Instruction => Which lines in the records below contain the word "siitä"? Copy each of them.

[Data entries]
________________________
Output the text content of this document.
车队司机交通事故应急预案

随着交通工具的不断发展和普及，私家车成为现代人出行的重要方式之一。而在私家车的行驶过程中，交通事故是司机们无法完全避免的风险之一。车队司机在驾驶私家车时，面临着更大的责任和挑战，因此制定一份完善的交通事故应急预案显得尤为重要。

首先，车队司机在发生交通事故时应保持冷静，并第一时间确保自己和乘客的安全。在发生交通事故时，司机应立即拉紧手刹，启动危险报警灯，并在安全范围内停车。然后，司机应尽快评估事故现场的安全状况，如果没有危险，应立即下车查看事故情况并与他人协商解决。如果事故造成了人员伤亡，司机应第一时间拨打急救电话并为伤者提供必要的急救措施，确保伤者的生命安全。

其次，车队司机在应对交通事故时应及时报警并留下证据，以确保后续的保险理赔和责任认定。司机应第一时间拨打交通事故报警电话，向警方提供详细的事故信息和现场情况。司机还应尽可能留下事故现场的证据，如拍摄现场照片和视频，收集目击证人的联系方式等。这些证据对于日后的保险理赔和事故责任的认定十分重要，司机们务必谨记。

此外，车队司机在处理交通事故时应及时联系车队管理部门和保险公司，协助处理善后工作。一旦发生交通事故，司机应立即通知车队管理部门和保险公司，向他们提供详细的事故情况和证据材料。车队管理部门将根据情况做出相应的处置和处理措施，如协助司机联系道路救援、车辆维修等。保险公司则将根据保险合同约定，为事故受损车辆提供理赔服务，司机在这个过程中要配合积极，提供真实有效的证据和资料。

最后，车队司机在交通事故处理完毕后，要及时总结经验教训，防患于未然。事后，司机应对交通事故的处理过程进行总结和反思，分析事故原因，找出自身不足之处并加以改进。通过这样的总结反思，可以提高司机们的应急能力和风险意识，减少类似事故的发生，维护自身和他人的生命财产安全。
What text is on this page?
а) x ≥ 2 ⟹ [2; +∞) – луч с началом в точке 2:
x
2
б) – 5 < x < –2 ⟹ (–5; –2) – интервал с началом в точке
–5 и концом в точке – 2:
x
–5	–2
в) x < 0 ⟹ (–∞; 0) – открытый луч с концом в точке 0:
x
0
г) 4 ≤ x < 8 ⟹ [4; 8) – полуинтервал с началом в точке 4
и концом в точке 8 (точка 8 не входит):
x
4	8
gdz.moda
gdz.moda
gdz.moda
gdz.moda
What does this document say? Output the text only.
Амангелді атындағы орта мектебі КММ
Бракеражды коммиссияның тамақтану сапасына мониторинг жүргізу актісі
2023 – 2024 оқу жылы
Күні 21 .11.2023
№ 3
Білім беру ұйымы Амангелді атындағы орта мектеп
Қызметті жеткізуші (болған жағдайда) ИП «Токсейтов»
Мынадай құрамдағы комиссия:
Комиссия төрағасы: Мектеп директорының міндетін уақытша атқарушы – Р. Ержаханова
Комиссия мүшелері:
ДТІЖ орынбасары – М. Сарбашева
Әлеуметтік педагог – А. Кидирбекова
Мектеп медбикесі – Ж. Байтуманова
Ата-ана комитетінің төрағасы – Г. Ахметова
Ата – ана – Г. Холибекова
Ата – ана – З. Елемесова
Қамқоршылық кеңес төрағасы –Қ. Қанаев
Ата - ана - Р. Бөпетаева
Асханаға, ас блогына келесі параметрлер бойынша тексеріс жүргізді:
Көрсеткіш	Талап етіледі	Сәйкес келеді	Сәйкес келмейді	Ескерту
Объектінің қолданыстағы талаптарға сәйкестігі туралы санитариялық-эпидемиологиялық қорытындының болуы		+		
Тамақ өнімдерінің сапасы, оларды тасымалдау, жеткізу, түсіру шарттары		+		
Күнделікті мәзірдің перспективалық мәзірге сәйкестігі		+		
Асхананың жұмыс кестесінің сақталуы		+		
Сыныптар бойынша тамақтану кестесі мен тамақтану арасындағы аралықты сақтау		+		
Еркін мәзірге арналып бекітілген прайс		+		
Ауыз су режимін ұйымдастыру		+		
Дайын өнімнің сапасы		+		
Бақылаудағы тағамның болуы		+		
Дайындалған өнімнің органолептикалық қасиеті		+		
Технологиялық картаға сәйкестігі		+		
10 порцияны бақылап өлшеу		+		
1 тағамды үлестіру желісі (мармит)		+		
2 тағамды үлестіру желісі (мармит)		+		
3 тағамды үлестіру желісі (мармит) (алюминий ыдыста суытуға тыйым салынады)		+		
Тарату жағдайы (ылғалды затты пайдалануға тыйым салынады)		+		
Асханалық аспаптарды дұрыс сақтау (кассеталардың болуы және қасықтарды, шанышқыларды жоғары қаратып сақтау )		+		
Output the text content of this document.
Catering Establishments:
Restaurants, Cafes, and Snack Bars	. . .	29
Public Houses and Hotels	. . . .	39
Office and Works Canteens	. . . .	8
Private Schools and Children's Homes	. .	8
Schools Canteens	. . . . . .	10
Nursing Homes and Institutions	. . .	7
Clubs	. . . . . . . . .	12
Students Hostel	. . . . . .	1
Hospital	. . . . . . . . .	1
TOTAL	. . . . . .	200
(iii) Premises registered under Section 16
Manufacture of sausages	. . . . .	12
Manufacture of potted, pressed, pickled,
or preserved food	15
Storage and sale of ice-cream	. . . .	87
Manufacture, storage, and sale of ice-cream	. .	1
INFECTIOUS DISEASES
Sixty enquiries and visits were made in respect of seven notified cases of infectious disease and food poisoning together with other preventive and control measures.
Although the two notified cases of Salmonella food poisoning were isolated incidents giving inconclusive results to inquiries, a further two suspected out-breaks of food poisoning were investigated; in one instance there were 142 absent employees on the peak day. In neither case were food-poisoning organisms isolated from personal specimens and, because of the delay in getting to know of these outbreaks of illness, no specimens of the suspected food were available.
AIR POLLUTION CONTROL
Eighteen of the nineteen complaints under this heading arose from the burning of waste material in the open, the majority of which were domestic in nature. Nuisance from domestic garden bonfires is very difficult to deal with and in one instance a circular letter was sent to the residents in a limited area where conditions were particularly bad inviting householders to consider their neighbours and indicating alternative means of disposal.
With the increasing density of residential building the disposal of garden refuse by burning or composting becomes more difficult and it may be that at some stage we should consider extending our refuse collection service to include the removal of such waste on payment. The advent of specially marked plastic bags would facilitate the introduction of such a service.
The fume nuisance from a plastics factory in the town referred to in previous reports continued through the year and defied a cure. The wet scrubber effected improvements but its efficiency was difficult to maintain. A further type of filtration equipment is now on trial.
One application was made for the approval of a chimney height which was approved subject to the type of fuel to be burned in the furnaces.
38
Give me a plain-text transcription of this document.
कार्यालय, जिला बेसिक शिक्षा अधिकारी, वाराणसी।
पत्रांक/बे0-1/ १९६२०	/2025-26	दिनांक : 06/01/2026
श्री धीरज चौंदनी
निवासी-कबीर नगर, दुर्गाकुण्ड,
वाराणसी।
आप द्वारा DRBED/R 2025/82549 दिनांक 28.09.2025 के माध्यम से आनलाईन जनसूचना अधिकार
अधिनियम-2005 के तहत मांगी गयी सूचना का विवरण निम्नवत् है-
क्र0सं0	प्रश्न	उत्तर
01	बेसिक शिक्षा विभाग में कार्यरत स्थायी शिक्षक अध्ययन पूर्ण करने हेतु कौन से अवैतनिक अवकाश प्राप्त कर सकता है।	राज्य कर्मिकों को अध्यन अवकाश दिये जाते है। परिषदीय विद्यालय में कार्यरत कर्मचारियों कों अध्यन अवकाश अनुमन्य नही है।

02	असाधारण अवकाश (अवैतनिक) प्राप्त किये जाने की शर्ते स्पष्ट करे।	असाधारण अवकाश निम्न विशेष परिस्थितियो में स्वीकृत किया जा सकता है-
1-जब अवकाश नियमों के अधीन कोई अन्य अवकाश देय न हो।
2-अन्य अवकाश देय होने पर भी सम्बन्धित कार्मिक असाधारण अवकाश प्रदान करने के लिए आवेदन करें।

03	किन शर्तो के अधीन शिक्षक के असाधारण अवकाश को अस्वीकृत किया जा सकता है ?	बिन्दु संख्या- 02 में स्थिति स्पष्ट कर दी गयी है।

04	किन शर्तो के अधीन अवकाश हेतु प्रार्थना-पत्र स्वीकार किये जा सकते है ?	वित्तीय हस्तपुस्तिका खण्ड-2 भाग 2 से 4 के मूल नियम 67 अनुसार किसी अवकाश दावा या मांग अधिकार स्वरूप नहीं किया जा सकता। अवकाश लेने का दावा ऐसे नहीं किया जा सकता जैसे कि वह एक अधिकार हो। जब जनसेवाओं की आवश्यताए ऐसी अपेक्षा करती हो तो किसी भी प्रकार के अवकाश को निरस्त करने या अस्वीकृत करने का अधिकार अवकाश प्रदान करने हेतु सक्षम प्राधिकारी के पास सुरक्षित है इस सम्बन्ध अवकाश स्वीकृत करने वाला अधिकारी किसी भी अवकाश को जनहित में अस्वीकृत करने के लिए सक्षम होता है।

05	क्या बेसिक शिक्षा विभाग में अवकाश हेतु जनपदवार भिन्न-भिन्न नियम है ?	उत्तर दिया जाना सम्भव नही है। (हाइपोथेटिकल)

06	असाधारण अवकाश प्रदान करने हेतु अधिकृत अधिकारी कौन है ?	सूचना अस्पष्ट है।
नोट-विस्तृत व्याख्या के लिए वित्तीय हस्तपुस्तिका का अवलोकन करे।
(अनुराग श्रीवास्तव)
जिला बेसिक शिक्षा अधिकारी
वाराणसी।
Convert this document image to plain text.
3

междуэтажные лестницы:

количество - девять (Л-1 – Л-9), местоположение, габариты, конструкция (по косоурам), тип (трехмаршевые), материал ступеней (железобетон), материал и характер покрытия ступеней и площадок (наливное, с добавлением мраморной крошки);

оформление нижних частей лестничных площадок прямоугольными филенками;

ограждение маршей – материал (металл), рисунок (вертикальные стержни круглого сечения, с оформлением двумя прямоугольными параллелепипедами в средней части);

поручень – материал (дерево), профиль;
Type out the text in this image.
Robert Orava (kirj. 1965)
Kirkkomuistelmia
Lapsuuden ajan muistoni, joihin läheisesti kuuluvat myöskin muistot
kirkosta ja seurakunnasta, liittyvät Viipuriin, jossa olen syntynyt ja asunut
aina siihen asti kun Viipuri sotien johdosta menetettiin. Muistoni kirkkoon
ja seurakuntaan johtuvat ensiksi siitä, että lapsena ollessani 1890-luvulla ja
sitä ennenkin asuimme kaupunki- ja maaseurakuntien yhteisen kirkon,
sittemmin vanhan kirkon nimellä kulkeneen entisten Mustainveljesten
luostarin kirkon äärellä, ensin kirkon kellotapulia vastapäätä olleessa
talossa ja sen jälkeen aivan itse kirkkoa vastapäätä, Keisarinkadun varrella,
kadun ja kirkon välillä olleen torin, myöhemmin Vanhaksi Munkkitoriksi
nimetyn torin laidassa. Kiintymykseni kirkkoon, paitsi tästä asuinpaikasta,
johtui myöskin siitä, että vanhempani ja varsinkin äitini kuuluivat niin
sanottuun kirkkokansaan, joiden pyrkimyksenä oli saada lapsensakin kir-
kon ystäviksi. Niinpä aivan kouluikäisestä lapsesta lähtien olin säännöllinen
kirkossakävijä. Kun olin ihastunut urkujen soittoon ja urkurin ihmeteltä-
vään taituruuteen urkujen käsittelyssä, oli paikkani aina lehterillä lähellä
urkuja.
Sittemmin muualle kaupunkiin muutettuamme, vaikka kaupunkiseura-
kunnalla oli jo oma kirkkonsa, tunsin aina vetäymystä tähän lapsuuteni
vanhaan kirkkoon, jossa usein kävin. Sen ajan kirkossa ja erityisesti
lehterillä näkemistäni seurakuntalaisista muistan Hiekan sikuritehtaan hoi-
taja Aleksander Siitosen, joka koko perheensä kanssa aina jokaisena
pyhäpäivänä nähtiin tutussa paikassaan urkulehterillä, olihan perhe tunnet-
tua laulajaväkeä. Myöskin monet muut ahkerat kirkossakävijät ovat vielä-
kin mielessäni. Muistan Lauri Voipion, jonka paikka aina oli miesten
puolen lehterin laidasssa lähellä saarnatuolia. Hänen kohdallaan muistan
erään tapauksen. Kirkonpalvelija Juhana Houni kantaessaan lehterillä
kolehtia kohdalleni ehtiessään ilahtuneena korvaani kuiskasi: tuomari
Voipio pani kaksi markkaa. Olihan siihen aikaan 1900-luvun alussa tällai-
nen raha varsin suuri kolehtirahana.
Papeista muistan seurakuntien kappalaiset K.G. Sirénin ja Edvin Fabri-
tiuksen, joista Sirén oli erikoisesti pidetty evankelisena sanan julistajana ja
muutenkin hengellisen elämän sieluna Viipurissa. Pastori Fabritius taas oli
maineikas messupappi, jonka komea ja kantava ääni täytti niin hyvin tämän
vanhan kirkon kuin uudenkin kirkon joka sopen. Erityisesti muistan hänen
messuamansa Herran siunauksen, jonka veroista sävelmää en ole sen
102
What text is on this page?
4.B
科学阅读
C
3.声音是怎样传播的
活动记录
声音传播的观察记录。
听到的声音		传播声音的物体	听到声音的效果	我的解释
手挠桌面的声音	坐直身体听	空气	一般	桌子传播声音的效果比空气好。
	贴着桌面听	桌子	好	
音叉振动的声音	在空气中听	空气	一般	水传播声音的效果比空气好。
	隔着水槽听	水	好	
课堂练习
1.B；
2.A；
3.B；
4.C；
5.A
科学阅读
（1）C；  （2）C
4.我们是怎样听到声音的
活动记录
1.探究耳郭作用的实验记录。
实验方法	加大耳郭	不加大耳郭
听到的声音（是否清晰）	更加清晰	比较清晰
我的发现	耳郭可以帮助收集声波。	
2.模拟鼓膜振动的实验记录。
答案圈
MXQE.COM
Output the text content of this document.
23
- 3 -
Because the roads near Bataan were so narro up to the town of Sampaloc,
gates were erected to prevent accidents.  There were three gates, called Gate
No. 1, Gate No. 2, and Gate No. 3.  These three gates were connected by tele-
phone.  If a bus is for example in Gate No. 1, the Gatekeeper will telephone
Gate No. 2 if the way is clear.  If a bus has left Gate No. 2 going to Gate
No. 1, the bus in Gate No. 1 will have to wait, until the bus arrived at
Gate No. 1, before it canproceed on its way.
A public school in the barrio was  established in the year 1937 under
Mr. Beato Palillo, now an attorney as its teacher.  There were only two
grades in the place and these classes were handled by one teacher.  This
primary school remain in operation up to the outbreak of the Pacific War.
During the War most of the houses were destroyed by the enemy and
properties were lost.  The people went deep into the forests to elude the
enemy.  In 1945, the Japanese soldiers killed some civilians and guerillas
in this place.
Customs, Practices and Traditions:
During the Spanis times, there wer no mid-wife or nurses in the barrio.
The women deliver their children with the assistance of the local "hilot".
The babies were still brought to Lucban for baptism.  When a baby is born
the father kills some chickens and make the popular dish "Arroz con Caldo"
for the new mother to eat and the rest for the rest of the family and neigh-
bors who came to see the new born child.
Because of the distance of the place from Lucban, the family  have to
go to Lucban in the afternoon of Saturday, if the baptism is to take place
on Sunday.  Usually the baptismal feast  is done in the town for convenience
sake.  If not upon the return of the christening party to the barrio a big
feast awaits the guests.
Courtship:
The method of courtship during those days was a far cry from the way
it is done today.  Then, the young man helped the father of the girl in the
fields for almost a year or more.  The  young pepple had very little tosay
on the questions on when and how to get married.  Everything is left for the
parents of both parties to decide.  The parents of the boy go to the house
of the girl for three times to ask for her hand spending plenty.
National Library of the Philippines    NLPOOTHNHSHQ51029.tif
________________________
Correct answer =>
ja seurakuntaan johtuvat ensiksi siitä, että lapsena ollessani 1890-luvulla ja
johtui myöskin siitä, että vanhempani ja varsinkin äitini kuuluivat niin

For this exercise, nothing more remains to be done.